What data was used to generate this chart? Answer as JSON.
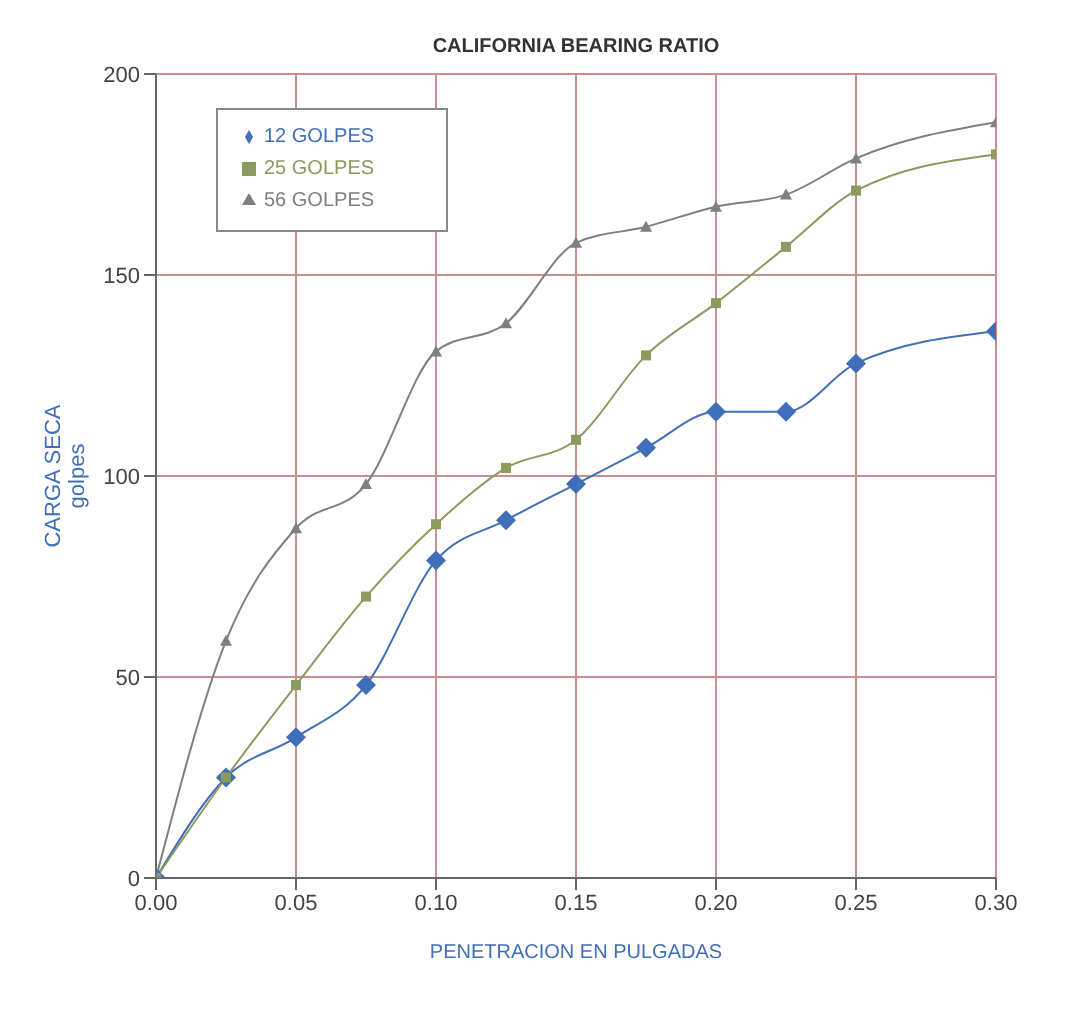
{
  "chart_data": {
    "type": "line",
    "title": "CALIFORNIA BEARING  RATIO",
    "xlabel": "PENETRACION EN PULGADAS",
    "ylabel": "CARGA SECA\ngolpes",
    "x": [
      0,
      0.025,
      0.05,
      0.075,
      0.1,
      0.125,
      0.15,
      0.175,
      0.2,
      0.225,
      0.25,
      0.3
    ],
    "series": [
      {
        "name": "12 GOLPES",
        "color": "#3f6fb8",
        "marker": "diamond",
        "values": [
          0,
          25,
          35,
          48,
          79,
          89,
          98,
          107,
          116,
          116,
          128,
          136
        ]
      },
      {
        "name": "25 GOLPES",
        "color": "#8c9a5e",
        "marker": "square",
        "values": [
          0,
          25,
          48,
          70,
          88,
          102,
          109,
          130,
          143,
          157,
          171,
          180
        ]
      },
      {
        "name": "56 GOLPES",
        "color": "#7f7f7f",
        "marker": "triangle",
        "values": [
          0,
          59,
          87,
          98,
          131,
          138,
          158,
          162,
          167,
          170,
          179,
          188
        ]
      }
    ],
    "xlim": [
      0,
      0.3
    ],
    "xticks": [
      {
        "value": 0,
        "label": "0.00"
      },
      0.05,
      {
        "value": 0.1,
        "label": "0.10"
      },
      0.15,
      {
        "value": 0.2,
        "label": "0.20"
      },
      0.25,
      {
        "value": 0.3,
        "label": "0.30"
      }
    ],
    "ylim": [
      0,
      200
    ],
    "yticks": [
      0,
      50,
      100,
      150,
      200
    ],
    "grid": true,
    "legend": "top left",
    "line_style": "solid"
  }
}
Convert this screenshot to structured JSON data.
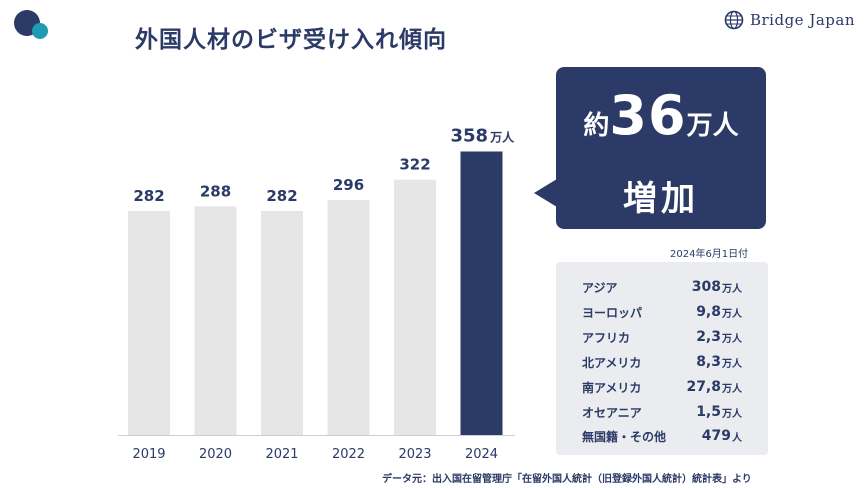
{
  "header": {
    "title": "外国人材のビザ受け入れ傾向",
    "brand": "Bridge Japan",
    "brand_icon": "globe-icon",
    "logo_colors": [
      "#2b3a67",
      "#1f9bb3"
    ]
  },
  "chart_data": {
    "type": "bar",
    "categories": [
      "2019",
      "2020",
      "2021",
      "2022",
      "2023",
      "2024"
    ],
    "values": [
      282,
      288,
      282,
      296,
      322,
      358
    ],
    "data_labels": [
      "282",
      "288",
      "282",
      "296",
      "322",
      "358"
    ],
    "highlight_unit": "万人",
    "highlight_index": 5,
    "colors": {
      "default": "#e6e6e6",
      "highlight": "#2b3a67"
    },
    "ylim": [
      0,
      400
    ],
    "grid": false
  },
  "callout": {
    "prefix": "約",
    "number": "36",
    "unit": "万人",
    "text": "増加"
  },
  "breakdown": {
    "as_of": "2024年6月1日付",
    "rows": [
      {
        "label": "アジア",
        "value": "308",
        "unit": "万人"
      },
      {
        "label": "ヨーロッパ",
        "value": "9,8",
        "unit": "万人"
      },
      {
        "label": "アフリカ",
        "value": "2,3",
        "unit": "万人"
      },
      {
        "label": "北アメリカ",
        "value": "8,3",
        "unit": "万人"
      },
      {
        "label": "南アメリカ",
        "value": "27,8",
        "unit": "万人"
      },
      {
        "label": "オセアニア",
        "value": "1,5",
        "unit": "万人"
      },
      {
        "label": "無国籍・その他",
        "value": "479",
        "unit": "人"
      }
    ]
  },
  "source": "データ元：出入国在留管理庁「在留外国人統計（旧登録外国人統計）統計表」より"
}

WHAT IS BEING ASKED: Write out every line of the listing that holds the word "title".

RESPONSE TO THIS EXERCISE:
    "title": "CALIFORNIA BEARING  RATIO",
    "title": "外国人材のビザ受け入れ傾向",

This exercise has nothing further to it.